### [SHORT PROBLEM]
The records below need retyping in full; give them again exactly.

Stored entries:
====
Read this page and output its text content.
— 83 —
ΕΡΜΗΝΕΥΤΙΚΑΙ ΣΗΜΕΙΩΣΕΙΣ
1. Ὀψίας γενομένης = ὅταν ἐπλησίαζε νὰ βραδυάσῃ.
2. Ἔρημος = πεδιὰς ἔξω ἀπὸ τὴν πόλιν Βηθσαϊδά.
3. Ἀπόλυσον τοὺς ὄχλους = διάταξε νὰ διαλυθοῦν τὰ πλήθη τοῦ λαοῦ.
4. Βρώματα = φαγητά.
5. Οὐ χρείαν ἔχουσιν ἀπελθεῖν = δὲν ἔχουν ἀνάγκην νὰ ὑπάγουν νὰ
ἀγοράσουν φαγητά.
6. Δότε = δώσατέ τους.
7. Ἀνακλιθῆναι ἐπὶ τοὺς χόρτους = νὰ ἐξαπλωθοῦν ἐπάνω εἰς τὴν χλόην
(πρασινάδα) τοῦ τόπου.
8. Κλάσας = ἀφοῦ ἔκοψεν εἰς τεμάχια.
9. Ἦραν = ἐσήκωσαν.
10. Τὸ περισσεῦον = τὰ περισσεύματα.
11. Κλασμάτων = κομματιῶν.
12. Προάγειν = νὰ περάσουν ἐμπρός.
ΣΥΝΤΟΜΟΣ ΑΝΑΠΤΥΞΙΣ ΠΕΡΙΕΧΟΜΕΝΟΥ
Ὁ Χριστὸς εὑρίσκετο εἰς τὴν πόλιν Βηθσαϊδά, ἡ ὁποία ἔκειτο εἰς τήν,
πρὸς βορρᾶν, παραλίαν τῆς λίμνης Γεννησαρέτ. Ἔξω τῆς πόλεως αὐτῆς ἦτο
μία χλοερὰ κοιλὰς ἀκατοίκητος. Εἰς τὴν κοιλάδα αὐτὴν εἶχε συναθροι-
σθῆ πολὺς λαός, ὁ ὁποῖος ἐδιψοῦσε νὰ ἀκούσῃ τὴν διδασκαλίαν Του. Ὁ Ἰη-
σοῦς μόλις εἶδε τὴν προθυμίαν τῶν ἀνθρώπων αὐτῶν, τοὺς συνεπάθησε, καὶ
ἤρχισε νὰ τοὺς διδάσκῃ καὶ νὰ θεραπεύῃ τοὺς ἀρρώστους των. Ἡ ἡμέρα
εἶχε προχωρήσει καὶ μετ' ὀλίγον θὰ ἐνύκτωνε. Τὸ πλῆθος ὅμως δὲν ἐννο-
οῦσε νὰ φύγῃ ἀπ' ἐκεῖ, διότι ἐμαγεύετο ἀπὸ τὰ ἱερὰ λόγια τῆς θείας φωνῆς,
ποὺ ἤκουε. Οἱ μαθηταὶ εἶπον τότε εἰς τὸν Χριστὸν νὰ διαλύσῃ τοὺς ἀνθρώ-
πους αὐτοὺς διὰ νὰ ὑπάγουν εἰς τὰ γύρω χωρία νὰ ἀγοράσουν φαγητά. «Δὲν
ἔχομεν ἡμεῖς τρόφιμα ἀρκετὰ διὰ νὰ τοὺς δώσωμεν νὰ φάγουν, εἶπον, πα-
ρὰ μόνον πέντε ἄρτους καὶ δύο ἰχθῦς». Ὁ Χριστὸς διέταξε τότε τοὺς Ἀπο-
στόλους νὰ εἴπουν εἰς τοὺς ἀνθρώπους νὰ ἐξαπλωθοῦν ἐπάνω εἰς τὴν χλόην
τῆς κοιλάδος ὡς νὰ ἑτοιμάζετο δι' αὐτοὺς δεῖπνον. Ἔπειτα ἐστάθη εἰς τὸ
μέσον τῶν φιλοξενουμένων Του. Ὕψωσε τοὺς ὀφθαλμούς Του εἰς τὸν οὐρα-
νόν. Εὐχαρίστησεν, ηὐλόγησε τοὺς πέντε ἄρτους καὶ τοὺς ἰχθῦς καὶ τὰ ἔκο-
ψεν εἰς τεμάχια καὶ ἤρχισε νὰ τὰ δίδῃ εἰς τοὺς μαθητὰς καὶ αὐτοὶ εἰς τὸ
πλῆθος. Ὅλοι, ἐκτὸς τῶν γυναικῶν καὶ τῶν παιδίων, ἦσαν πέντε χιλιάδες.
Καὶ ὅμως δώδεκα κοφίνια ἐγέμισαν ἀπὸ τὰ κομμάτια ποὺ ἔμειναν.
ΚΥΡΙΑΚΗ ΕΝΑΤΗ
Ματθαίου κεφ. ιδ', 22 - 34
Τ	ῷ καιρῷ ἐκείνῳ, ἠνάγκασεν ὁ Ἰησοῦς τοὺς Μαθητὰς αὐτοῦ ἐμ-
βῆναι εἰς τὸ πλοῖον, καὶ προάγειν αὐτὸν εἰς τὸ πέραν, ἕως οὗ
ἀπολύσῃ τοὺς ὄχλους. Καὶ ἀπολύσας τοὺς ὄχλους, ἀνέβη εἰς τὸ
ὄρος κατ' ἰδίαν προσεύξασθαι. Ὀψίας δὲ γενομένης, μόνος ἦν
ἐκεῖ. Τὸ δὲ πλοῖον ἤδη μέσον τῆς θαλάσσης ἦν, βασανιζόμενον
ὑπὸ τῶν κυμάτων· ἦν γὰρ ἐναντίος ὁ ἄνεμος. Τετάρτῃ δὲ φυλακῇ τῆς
====
### [WRITTEN RESPONSE]
Read this page and output its text content.
— 83 —
ΕΡΜΗΝΕΥΤΙΚΑΙ ΣΗΜΕΙΩΣΕΙΣ
1. Ὀψίας γενομένης = ὅταν ἐπλησίαζε νὰ βραδυάσῃ.
2. Ἔρημος = πεδιὰς ἔξω ἀπὸ τὴν πόλιν Βηθσαϊδά.
3. Ἀπόλυσον τοὺς ὄχλους = διάταξε νὰ διαλυθοῦν τὰ πλήθη τοῦ λαοῦ.
4. Βρώματα = φαγητά.
5. Οὐ χρείαν ἔχουσιν ἀπελθεῖν = δὲν ἔχουν ἀνάγκην νὰ ὑπάγουν νὰ
ἀγοράσουν φαγητά.
6. Δότε = δώσατέ τους.
7. Ἀνακλιθῆναι ἐπὶ τοὺς χόρτους = νὰ ἐξαπλωθοῦν ἐπάνω εἰς τὴν χλόην
(πρασινάδα) τοῦ τόπου.
8. Κλάσας = ἀφοῦ ἔκοψεν εἰς τεμάχια.
9. Ἦραν = ἐσήκωσαν.
10. Τὸ περισσεῦον = τὰ περισσεύματα.
11. Κλασμάτων = κομματιῶν.
12. Προάγειν = νὰ περάσουν ἐμπρός.
ΣΥΝΤΟΜΟΣ ΑΝΑΠΤΥΞΙΣ ΠΕΡΙΕΧΟΜΕΝΟΥ
Ὁ Χριστὸς εὑρίσκετο εἰς τὴν πόλιν Βηθσαϊδά, ἡ ὁποία ἔκειτο εἰς τήν,
πρὸς βορρᾶν, παραλίαν τῆς λίμνης Γεννησαρέτ. Ἔξω τῆς πόλεως αὐτῆς ἦτο
μία χλοερὰ κοιλὰς ἀκατοίκητος. Εἰς τὴν κοιλάδα αὐτὴν εἶχε συναθροι-
σθῆ πολὺς λαός, ὁ ὁποῖος ἐδιψοῦσε νὰ ἀκούσῃ τὴν διδασκαλίαν Του. Ὁ Ἰη-
σοῦς μόλις εἶδε τὴν προθυμίαν τῶν ἀνθρώπων αὐτῶν, τοὺς συνεπάθησε, καὶ
ἤρχισε νὰ τοὺς διδάσκῃ καὶ νὰ θεραπεύῃ τοὺς ἀρρώστους των. Ἡ ἡμέρα
εἶχε προχωρήσει καὶ μετ' ὀλίγον θὰ ἐνύκτωνε. Τὸ πλῆθος ὅμως δὲν ἐννο-
οῦσε νὰ φύγῃ ἀπ' ἐκεῖ, διότι ἐμαγεύετο ἀπὸ τὰ ἱερὰ λόγια τῆς θείας φωνῆς,
ποὺ ἤκουε. Οἱ μαθηταὶ εἶπον τότε εἰς τὸν Χριστὸν νὰ διαλύσῃ τοὺς ἀνθρώ-
πους αὐτοὺς διὰ νὰ ὑπάγουν εἰς τὰ γύρω χωρία νὰ ἀγοράσουν φαγητά. «Δὲν
ἔχομεν ἡμεῖς τρόφιμα ἀρκετὰ διὰ νὰ τοὺς δώσωμεν νὰ φάγουν, εἶπον, πα-
ρὰ μόνον πέντε ἄρτους καὶ δύο ἰχθῦς». Ὁ Χριστὸς διέταξε τότε τοὺς Ἀπο-
στόλους νὰ εἴπουν εἰς τοὺς ἀνθρώπους νὰ ἐξαπλωθοῦν ἐπάνω εἰς τὴν χλόην
τῆς κοιλάδος ὡς νὰ ἑτοιμάζετο δι' αὐτοὺς δεῖπνον. Ἔπειτα ἐστάθη εἰς τὸ
μέσον τῶν φιλοξενουμένων Του. Ὕψωσε τοὺς ὀφθαλμούς Του εἰς τὸν οὐρα-
νόν. Εὐχαρίστησεν, ηὐλόγησε τοὺς πέντε ἄρτους καὶ τοὺς ἰχθῦς καὶ τὰ ἔκο-
ψεν εἰς τεμάχια καὶ ἤρχισε νὰ τὰ δίδῃ εἰς τοὺς μαθητὰς καὶ αὐτοὶ εἰς τὸ
πλῆθος. Ὅλοι, ἐκτὸς τῶν γυναικῶν καὶ τῶν παιδίων, ἦσαν πέντε χιλιάδες.
Καὶ ὅμως δώδεκα κοφίνια ἐγέμισαν ἀπὸ τὰ κομμάτια ποὺ ἔμειναν.
ΚΥΡΙΑΚΗ ΕΝΑΤΗ
Ματθαίου κεφ. ιδ', 22 - 34
Τ	ῷ καιρῷ ἐκείνῳ, ἠνάγκασεν ὁ Ἰησοῦς τοὺς Μαθητὰς αὐτοῦ ἐμ-
βῆναι εἰς τὸ πλοῖον, καὶ προάγειν αὐτὸν εἰς τὸ πέραν, ἕως οὗ
ἀπολύσῃ τοὺς ὄχλους. Καὶ ἀπολύσας τοὺς ὄχλους, ἀνέβη εἰς τὸ
ὄρος κατ' ἰδίαν προσεύξασθαι. Ὀψίας δὲ γενομένης, μόνος ἦν
ἐκεῖ. Τὸ δὲ πλοῖον ἤδη μέσον τῆς θαλάσσης ἦν, βασανιζόμενον
ὑπὸ τῶν κυμάτων· ἦν γὰρ ἐναντίος ὁ ἄνεμος. Τετάρτῃ δὲ φυλακῇ τῆς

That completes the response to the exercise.